** start of ENTRIES PROVIDED **
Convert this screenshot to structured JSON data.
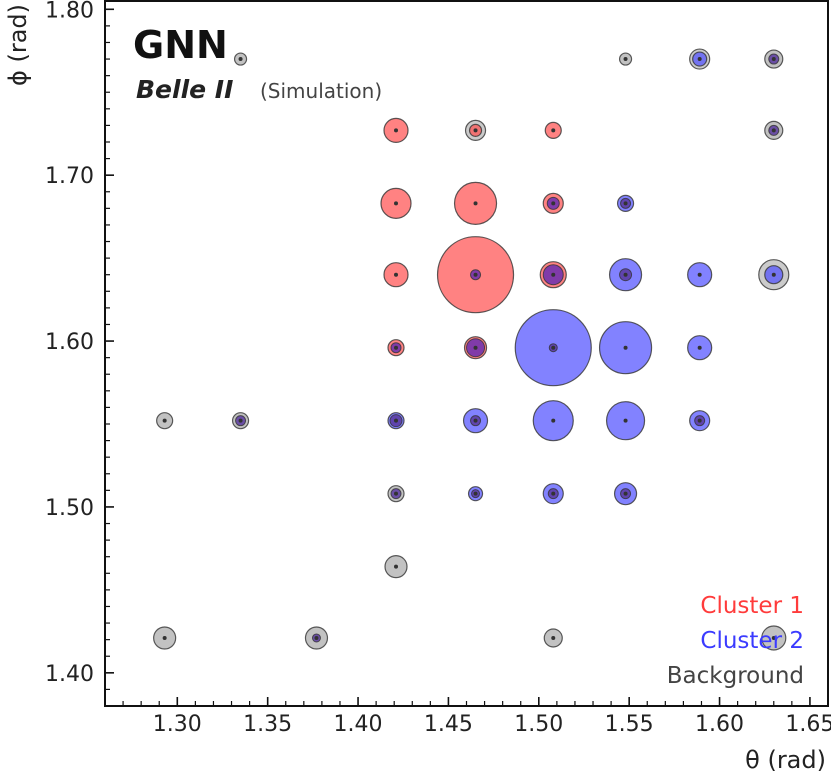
{
  "chart_data": {
    "type": "scatter",
    "title": "GNN",
    "experiment": "Belle II",
    "experiment_note": "(Simulation)",
    "xlabel": "θ (rad)",
    "ylabel": "ϕ (rad)",
    "xlim": [
      1.26,
      1.66
    ],
    "ylim": [
      1.38,
      1.805
    ],
    "xticks": [
      1.3,
      1.35,
      1.4,
      1.45,
      1.5,
      1.55,
      1.6,
      1.65
    ],
    "xtick_labels": [
      "1.30",
      "1.35",
      "1.40",
      "1.45",
      "1.50",
      "1.55",
      "1.60",
      "1.65"
    ],
    "yticks": [
      1.4,
      1.5,
      1.6,
      1.7,
      1.8
    ],
    "ytick_labels": [
      "1.40",
      "1.50",
      "1.60",
      "1.70",
      "1.80"
    ],
    "legend": [
      "Cluster 1",
      "Cluster 2",
      "Background"
    ],
    "legend_position": "bottom-right",
    "colors": {
      "Cluster 1": "#ff4d4d",
      "Cluster 2": "#4d4dff",
      "Background": "#a8a8a8",
      "legend_cluster1": "#ff3b3b",
      "legend_cluster2": "#3b3bff",
      "legend_background": "#444444"
    },
    "points": [
      {
        "x": 1.335,
        "y": 1.77,
        "size": 6,
        "class": "Background"
      },
      {
        "x": 1.548,
        "y": 1.77,
        "size": 6,
        "class": "Background"
      },
      {
        "x": 1.589,
        "y": 1.77,
        "size": 7,
        "class": "Cluster 2",
        "bg": 3
      },
      {
        "x": 1.63,
        "y": 1.77,
        "size": 9,
        "class": "Background",
        "mix": 5
      },
      {
        "x": 1.421,
        "y": 1.727,
        "size": 12,
        "class": "Cluster 1"
      },
      {
        "x": 1.465,
        "y": 1.727,
        "size": 6,
        "class": "Cluster 1",
        "bg": 4
      },
      {
        "x": 1.508,
        "y": 1.727,
        "size": 8,
        "class": "Cluster 1"
      },
      {
        "x": 1.63,
        "y": 1.727,
        "size": 9,
        "class": "Background",
        "mix": 5
      },
      {
        "x": 1.421,
        "y": 1.683,
        "size": 15,
        "class": "Cluster 1"
      },
      {
        "x": 1.465,
        "y": 1.683,
        "size": 21,
        "class": "Cluster 1"
      },
      {
        "x": 1.508,
        "y": 1.683,
        "size": 10,
        "class": "Cluster 1",
        "mix": 6
      },
      {
        "x": 1.548,
        "y": 1.683,
        "size": 8,
        "class": "Cluster 2",
        "mix": 5
      },
      {
        "x": 1.421,
        "y": 1.64,
        "size": 12,
        "class": "Cluster 1"
      },
      {
        "x": 1.465,
        "y": 1.64,
        "size": 38,
        "class": "Cluster 1",
        "mix": 5
      },
      {
        "x": 1.508,
        "y": 1.64,
        "size": 13,
        "class": "Cluster 1",
        "mix": 10
      },
      {
        "x": 1.548,
        "y": 1.64,
        "size": 16,
        "class": "Cluster 2",
        "mix": 6
      },
      {
        "x": 1.589,
        "y": 1.64,
        "size": 12,
        "class": "Cluster 2"
      },
      {
        "x": 1.63,
        "y": 1.64,
        "size": 9,
        "class": "Cluster 2",
        "bg": 6
      },
      {
        "x": 1.421,
        "y": 1.596,
        "size": 8,
        "class": "Cluster 1",
        "mix": 5
      },
      {
        "x": 1.465,
        "y": 1.596,
        "size": 11,
        "class": "Cluster 1",
        "mix": 9
      },
      {
        "x": 1.508,
        "y": 1.596,
        "size": 38,
        "class": "Cluster 2",
        "mix": 4
      },
      {
        "x": 1.548,
        "y": 1.596,
        "size": 26,
        "class": "Cluster 2"
      },
      {
        "x": 1.589,
        "y": 1.596,
        "size": 12,
        "class": "Cluster 2"
      },
      {
        "x": 1.293,
        "y": 1.552,
        "size": 8,
        "class": "Background"
      },
      {
        "x": 1.335,
        "y": 1.552,
        "size": 8,
        "class": "Background",
        "mix": 5
      },
      {
        "x": 1.421,
        "y": 1.552,
        "size": 8,
        "class": "Cluster 2",
        "mix": 6
      },
      {
        "x": 1.465,
        "y": 1.552,
        "size": 12,
        "class": "Cluster 2",
        "mix": 5
      },
      {
        "x": 1.508,
        "y": 1.552,
        "size": 20,
        "class": "Cluster 2"
      },
      {
        "x": 1.548,
        "y": 1.552,
        "size": 19,
        "class": "Cluster 2"
      },
      {
        "x": 1.589,
        "y": 1.552,
        "size": 10,
        "class": "Cluster 2",
        "mix": 5
      },
      {
        "x": 1.421,
        "y": 1.508,
        "size": 8,
        "class": "Background",
        "mix": 5
      },
      {
        "x": 1.465,
        "y": 1.508,
        "size": 7,
        "class": "Cluster 2",
        "mix": 4
      },
      {
        "x": 1.508,
        "y": 1.508,
        "size": 10,
        "class": "Cluster 2",
        "mix": 5
      },
      {
        "x": 1.548,
        "y": 1.508,
        "size": 11,
        "class": "Cluster 2",
        "mix": 5
      },
      {
        "x": 1.421,
        "y": 1.464,
        "size": 11,
        "class": "Background"
      },
      {
        "x": 1.293,
        "y": 1.421,
        "size": 11,
        "class": "Background"
      },
      {
        "x": 1.377,
        "y": 1.421,
        "size": 11,
        "class": "Background",
        "mix": 4
      },
      {
        "x": 1.508,
        "y": 1.421,
        "size": 9,
        "class": "Background"
      },
      {
        "x": 1.63,
        "y": 1.421,
        "size": 12,
        "class": "Background"
      }
    ]
  }
}
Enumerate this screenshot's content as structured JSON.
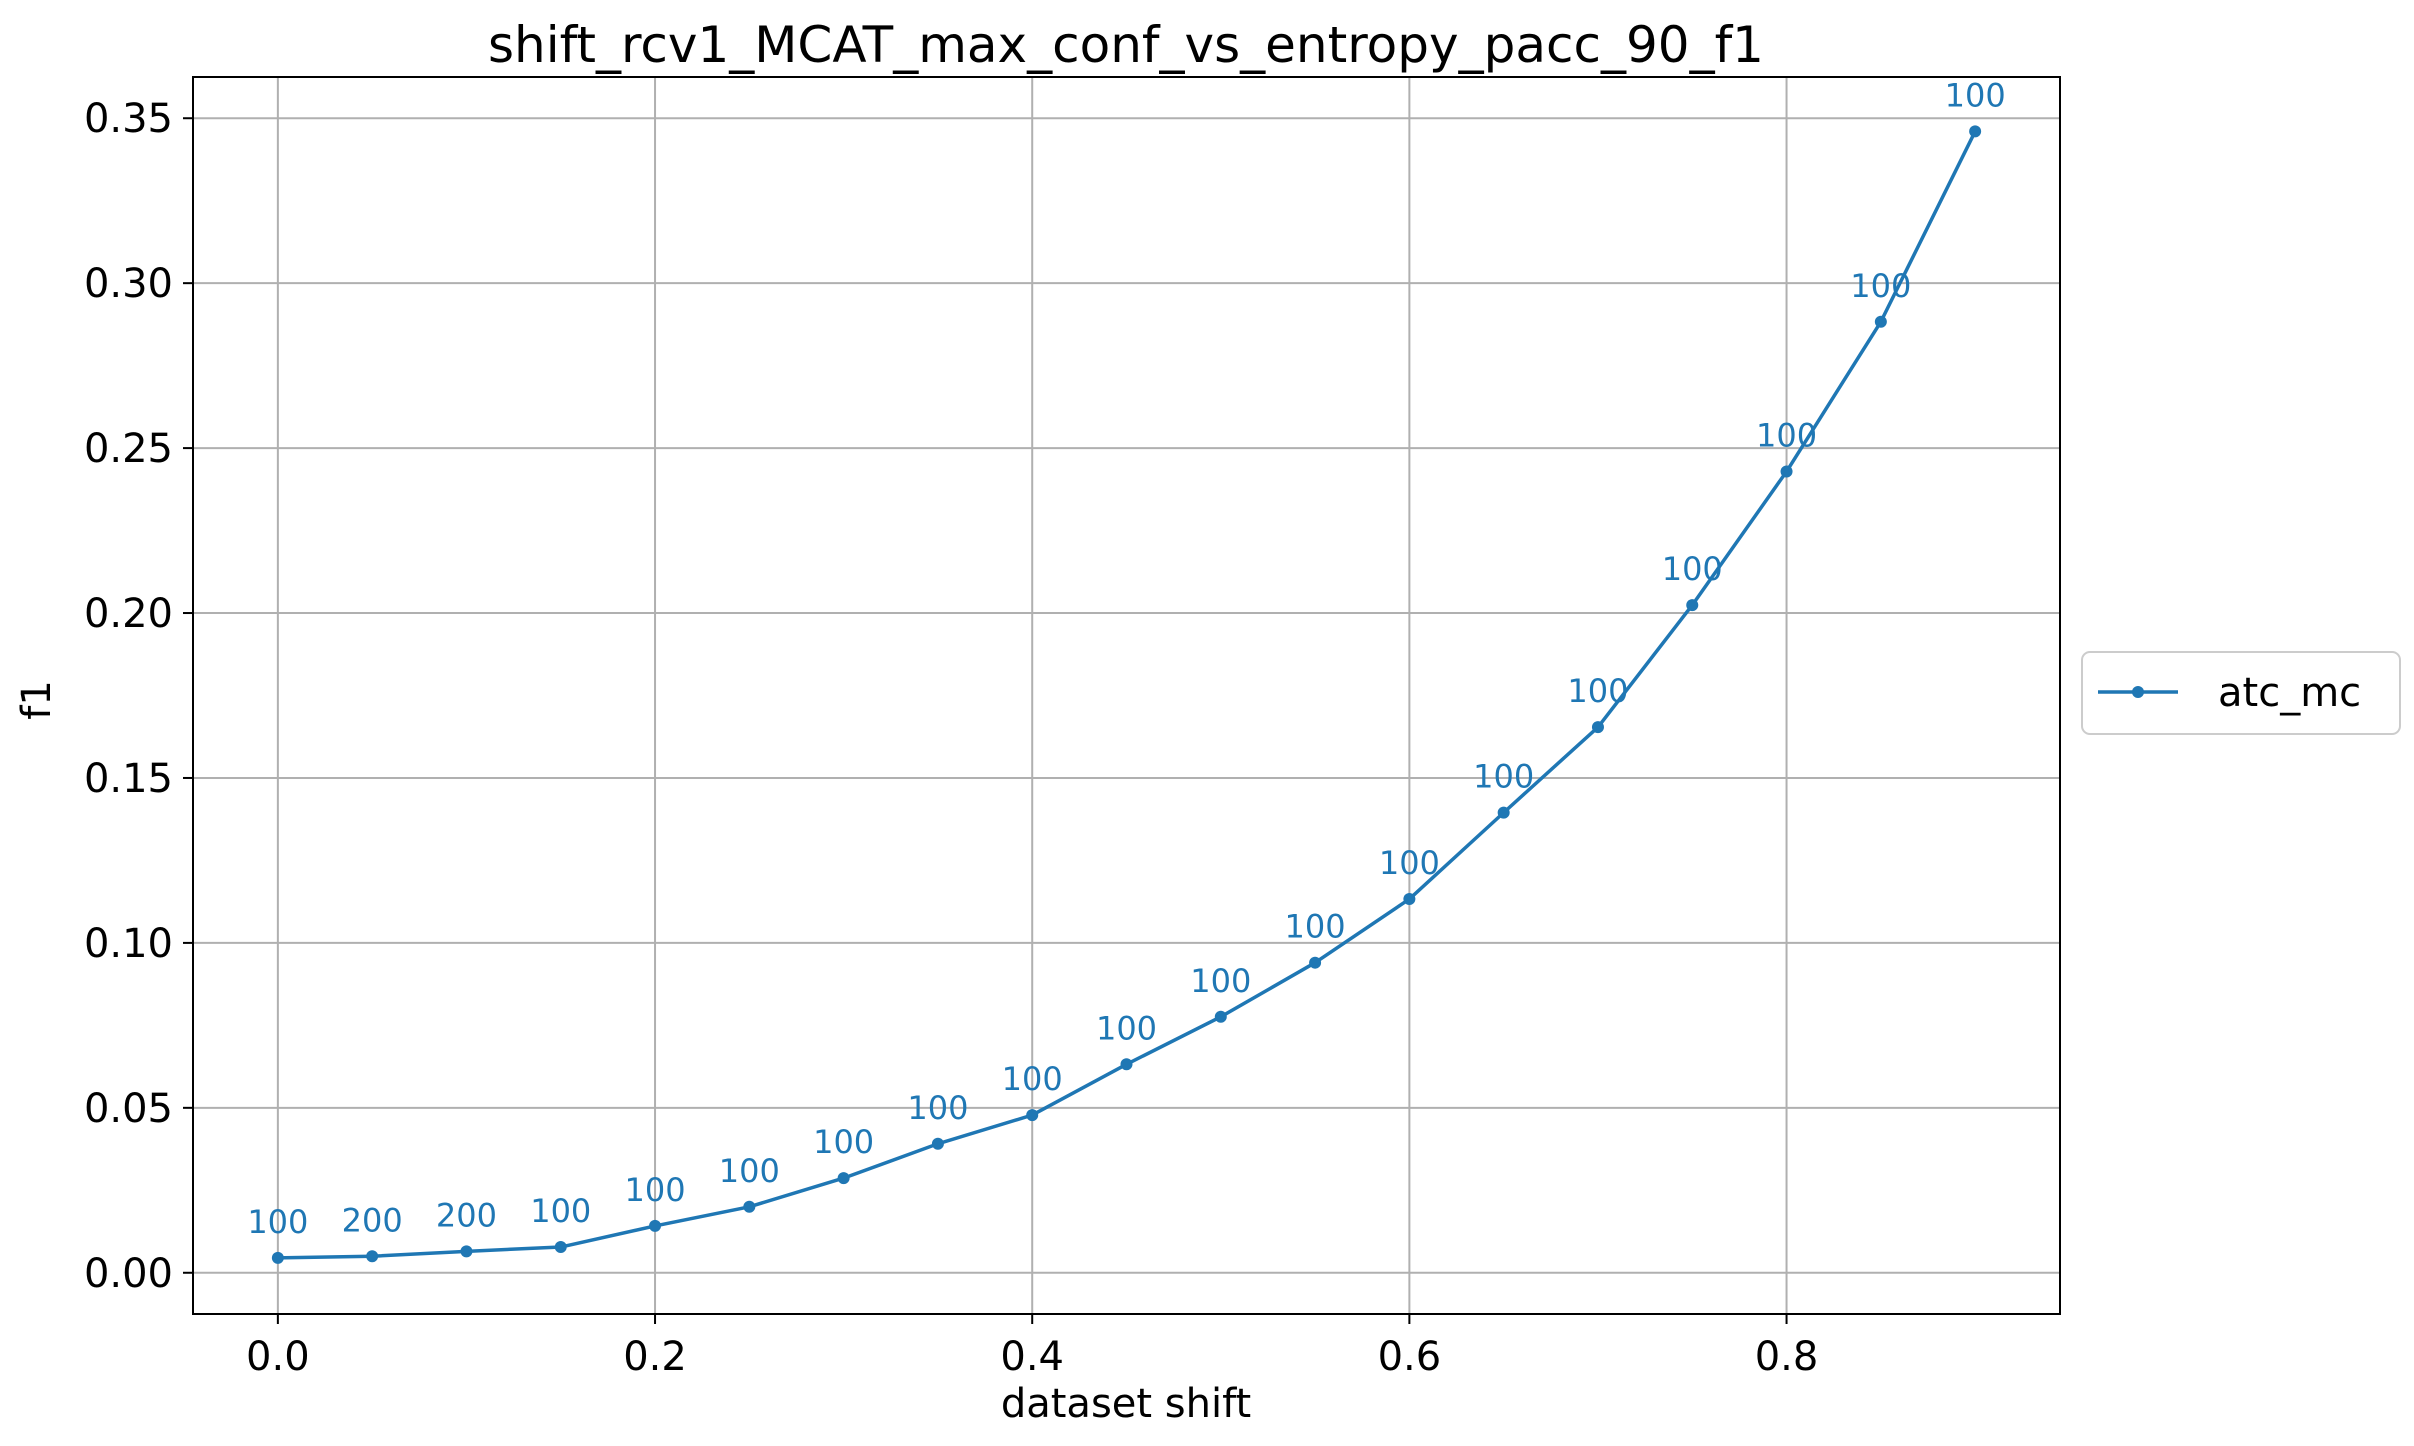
{
  "chart_data": {
    "type": "line",
    "title": "shift_rcv1_MCAT_max_conf_vs_entropy_pacc_90_f1",
    "xlabel": "dataset shift",
    "ylabel": "f1",
    "xlim": [
      -0.045,
      0.945
    ],
    "ylim": [
      -0.0125,
      0.3625
    ],
    "xticks": [
      0.0,
      0.2,
      0.4,
      0.6,
      0.8
    ],
    "xtick_labels": [
      "0.0",
      "0.2",
      "0.4",
      "0.6",
      "0.8"
    ],
    "yticks": [
      0.0,
      0.05,
      0.1,
      0.15,
      0.2,
      0.25,
      0.3,
      0.35
    ],
    "ytick_labels": [
      "0.00",
      "0.05",
      "0.10",
      "0.15",
      "0.20",
      "0.25",
      "0.30",
      "0.35"
    ],
    "grid": true,
    "legend_position": "right-center",
    "series": [
      {
        "name": "atc_mc",
        "color": "#1f77b4",
        "x": [
          0.0,
          0.05,
          0.1,
          0.15,
          0.2,
          0.25,
          0.3,
          0.35,
          0.4,
          0.45,
          0.5,
          0.55,
          0.6,
          0.65,
          0.7,
          0.75,
          0.8,
          0.85,
          0.9
        ],
        "y": [
          0.0045,
          0.005,
          0.0065,
          0.0078,
          0.0142,
          0.02,
          0.0287,
          0.0391,
          0.0478,
          0.0632,
          0.0776,
          0.094,
          0.1133,
          0.1395,
          0.1654,
          0.2024,
          0.2429,
          0.2883,
          0.346
        ],
        "labels": [
          "100",
          "200",
          "200",
          "100",
          "100",
          "100",
          "100",
          "100",
          "100",
          "100",
          "100",
          "100",
          "100",
          "100",
          "100",
          "100",
          "100",
          "100",
          "100"
        ]
      }
    ]
  }
}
** end of ENTRIES PROVIDED **
Reproduce each entry precisely. Leave the pictures out.

Convert this screenshot to structured JSON data.
{
  "chart_data": {
    "type": "scatter",
    "title": "GNN",
    "experiment": "Belle II",
    "experiment_note": "(Simulation)",
    "xlabel": "θ (rad)",
    "ylabel": "ϕ (rad)",
    "xlim": [
      1.26,
      1.66
    ],
    "ylim": [
      1.38,
      1.805
    ],
    "xticks": [
      1.3,
      1.35,
      1.4,
      1.45,
      1.5,
      1.55,
      1.6,
      1.65
    ],
    "xtick_labels": [
      "1.30",
      "1.35",
      "1.40",
      "1.45",
      "1.50",
      "1.55",
      "1.60",
      "1.65"
    ],
    "yticks": [
      1.4,
      1.5,
      1.6,
      1.7,
      1.8
    ],
    "ytick_labels": [
      "1.40",
      "1.50",
      "1.60",
      "1.70",
      "1.80"
    ],
    "legend": [
      "Cluster 1",
      "Cluster 2",
      "Background"
    ],
    "legend_position": "bottom-right",
    "colors": {
      "Cluster 1": "#ff4d4d",
      "Cluster 2": "#4d4dff",
      "Background": "#a8a8a8",
      "legend_cluster1": "#ff3b3b",
      "legend_cluster2": "#3b3bff",
      "legend_background": "#444444"
    },
    "points": [
      {
        "x": 1.335,
        "y": 1.77,
        "size": 6,
        "class": "Background"
      },
      {
        "x": 1.548,
        "y": 1.77,
        "size": 6,
        "class": "Background"
      },
      {
        "x": 1.589,
        "y": 1.77,
        "size": 7,
        "class": "Cluster 2",
        "bg": 3
      },
      {
        "x": 1.63,
        "y": 1.77,
        "size": 9,
        "class": "Background",
        "mix": 5
      },
      {
        "x": 1.421,
        "y": 1.727,
        "size": 12,
        "class": "Cluster 1"
      },
      {
        "x": 1.465,
        "y": 1.727,
        "size": 6,
        "class": "Cluster 1",
        "bg": 4
      },
      {
        "x": 1.508,
        "y": 1.727,
        "size": 8,
        "class": "Cluster 1"
      },
      {
        "x": 1.63,
        "y": 1.727,
        "size": 9,
        "class": "Background",
        "mix": 5
      },
      {
        "x": 1.421,
        "y": 1.683,
        "size": 15,
        "class": "Cluster 1"
      },
      {
        "x": 1.465,
        "y": 1.683,
        "size": 21,
        "class": "Cluster 1"
      },
      {
        "x": 1.508,
        "y": 1.683,
        "size": 10,
        "class": "Cluster 1",
        "mix": 6
      },
      {
        "x": 1.548,
        "y": 1.683,
        "size": 8,
        "class": "Cluster 2",
        "mix": 5
      },
      {
        "x": 1.421,
        "y": 1.64,
        "size": 12,
        "class": "Cluster 1"
      },
      {
        "x": 1.465,
        "y": 1.64,
        "size": 38,
        "class": "Cluster 1",
        "mix": 5
      },
      {
        "x": 1.508,
        "y": 1.64,
        "size": 13,
        "class": "Cluster 1",
        "mix": 10
      },
      {
        "x": 1.548,
        "y": 1.64,
        "size": 16,
        "class": "Cluster 2",
        "mix": 6
      },
      {
        "x": 1.589,
        "y": 1.64,
        "size": 12,
        "class": "Cluster 2"
      },
      {
        "x": 1.63,
        "y": 1.64,
        "size": 9,
        "class": "Cluster 2",
        "bg": 6
      },
      {
        "x": 1.421,
        "y": 1.596,
        "size": 8,
        "class": "Cluster 1",
        "mix": 5
      },
      {
        "x": 1.465,
        "y": 1.596,
        "size": 11,
        "class": "Cluster 1",
        "mix": 9
      },
      {
        "x": 1.508,
        "y": 1.596,
        "size": 38,
        "class": "Cluster 2",
        "mix": 4
      },
      {
        "x": 1.548,
        "y": 1.596,
        "size": 26,
        "class": "Cluster 2"
      },
      {
        "x": 1.589,
        "y": 1.596,
        "size": 12,
        "class": "Cluster 2"
      },
      {
        "x": 1.293,
        "y": 1.552,
        "size": 8,
        "class": "Background"
      },
      {
        "x": 1.335,
        "y": 1.552,
        "size": 8,
        "class": "Background",
        "mix": 5
      },
      {
        "x": 1.421,
        "y": 1.552,
        "size": 8,
        "class": "Cluster 2",
        "mix": 6
      },
      {
        "x": 1.465,
        "y": 1.552,
        "size": 12,
        "class": "Cluster 2",
        "mix": 5
      },
      {
        "x": 1.508,
        "y": 1.552,
        "size": 20,
        "class": "Cluster 2"
      },
      {
        "x": 1.548,
        "y": 1.552,
        "size": 19,
        "class": "Cluster 2"
      },
      {
        "x": 1.589,
        "y": 1.552,
        "size": 10,
        "class": "Cluster 2",
        "mix": 5
      },
      {
        "x": 1.421,
        "y": 1.508,
        "size": 8,
        "class": "Background",
        "mix": 5
      },
      {
        "x": 1.465,
        "y": 1.508,
        "size": 7,
        "class": "Cluster 2",
        "mix": 4
      },
      {
        "x": 1.508,
        "y": 1.508,
        "size": 10,
        "class": "Cluster 2",
        "mix": 5
      },
      {
        "x": 1.548,
        "y": 1.508,
        "size": 11,
        "class": "Cluster 2",
        "mix": 5
      },
      {
        "x": 1.421,
        "y": 1.464,
        "size": 11,
        "class": "Background"
      },
      {
        "x": 1.293,
        "y": 1.421,
        "size": 11,
        "class": "Background"
      },
      {
        "x": 1.377,
        "y": 1.421,
        "size": 11,
        "class": "Background",
        "mix": 4
      },
      {
        "x": 1.508,
        "y": 1.421,
        "size": 9,
        "class": "Background"
      },
      {
        "x": 1.63,
        "y": 1.421,
        "size": 12,
        "class": "Background"
      }
    ]
  }
}
Enumerate this screenshot's content as structured JSON.
{
  "chart_data": {
    "type": "line",
    "title": "shift_rcv1_MCAT_max_conf_vs_entropy_pacc_90_f1",
    "xlabel": "dataset shift",
    "ylabel": "f1",
    "xlim": [
      -0.045,
      0.945
    ],
    "ylim": [
      -0.0125,
      0.3625
    ],
    "xticks": [
      0.0,
      0.2,
      0.4,
      0.6,
      0.8
    ],
    "xtick_labels": [
      "0.0",
      "0.2",
      "0.4",
      "0.6",
      "0.8"
    ],
    "yticks": [
      0.0,
      0.05,
      0.1,
      0.15,
      0.2,
      0.25,
      0.3,
      0.35
    ],
    "ytick_labels": [
      "0.00",
      "0.05",
      "0.10",
      "0.15",
      "0.20",
      "0.25",
      "0.30",
      "0.35"
    ],
    "grid": true,
    "legend_position": "right-center",
    "series": [
      {
        "name": "atc_mc",
        "color": "#1f77b4",
        "x": [
          0.0,
          0.05,
          0.1,
          0.15,
          0.2,
          0.25,
          0.3,
          0.35,
          0.4,
          0.45,
          0.5,
          0.55,
          0.6,
          0.65,
          0.7,
          0.75,
          0.8,
          0.85,
          0.9
        ],
        "y": [
          0.0045,
          0.005,
          0.0065,
          0.0078,
          0.0142,
          0.02,
          0.0287,
          0.0391,
          0.0478,
          0.0632,
          0.0776,
          0.094,
          0.1133,
          0.1395,
          0.1654,
          0.2024,
          0.2429,
          0.2883,
          0.346
        ],
        "labels": [
          "100",
          "200",
          "200",
          "100",
          "100",
          "100",
          "100",
          "100",
          "100",
          "100",
          "100",
          "100",
          "100",
          "100",
          "100",
          "100",
          "100",
          "100",
          "100"
        ]
      }
    ]
  }
}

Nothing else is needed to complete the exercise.